#### TASK GOAL:
Copy out all of the data below with no alterations.

╭─ INFORMATION SHOWN

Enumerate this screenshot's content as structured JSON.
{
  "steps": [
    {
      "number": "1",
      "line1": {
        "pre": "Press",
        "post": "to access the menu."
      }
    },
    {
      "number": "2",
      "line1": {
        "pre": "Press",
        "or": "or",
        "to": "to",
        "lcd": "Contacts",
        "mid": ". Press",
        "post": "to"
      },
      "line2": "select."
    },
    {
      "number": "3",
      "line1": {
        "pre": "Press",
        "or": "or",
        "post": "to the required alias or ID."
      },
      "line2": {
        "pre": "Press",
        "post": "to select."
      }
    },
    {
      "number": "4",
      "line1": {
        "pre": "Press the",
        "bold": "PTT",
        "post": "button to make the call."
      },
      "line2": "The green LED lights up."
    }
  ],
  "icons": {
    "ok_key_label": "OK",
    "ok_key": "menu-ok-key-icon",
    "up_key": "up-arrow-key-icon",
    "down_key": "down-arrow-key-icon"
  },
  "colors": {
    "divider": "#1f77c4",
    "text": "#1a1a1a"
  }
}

╰─

#### EXPECTED ANSWER:
Enumerate this screenshot's content as structured JSON.
{
  "steps": [
    {
      "number": "1",
      "line1": {
        "pre": "Press",
        "post": "to access the menu."
      }
    },
    {
      "number": "2",
      "line1": {
        "pre": "Press",
        "or": "or",
        "to": "to",
        "lcd": "Contacts",
        "mid": ". Press",
        "post": "to"
      },
      "line2": "select."
    },
    {
      "number": "3",
      "line1": {
        "pre": "Press",
        "or": "or",
        "post": "to the required alias or ID."
      },
      "line2": {
        "pre": "Press",
        "post": "to select."
      }
    },
    {
      "number": "4",
      "line1": {
        "pre": "Press the",
        "bold": "PTT",
        "post": "button to make the call."
      },
      "line2": "The green LED lights up."
    }
  ],
  "icons": {
    "ok_key_label": "OK",
    "ok_key": "menu-ok-key-icon",
    "up_key": "up-arrow-key-icon",
    "down_key": "down-arrow-key-icon"
  },
  "colors": {
    "divider": "#1f77c4",
    "text": "#1a1a1a"
  }
}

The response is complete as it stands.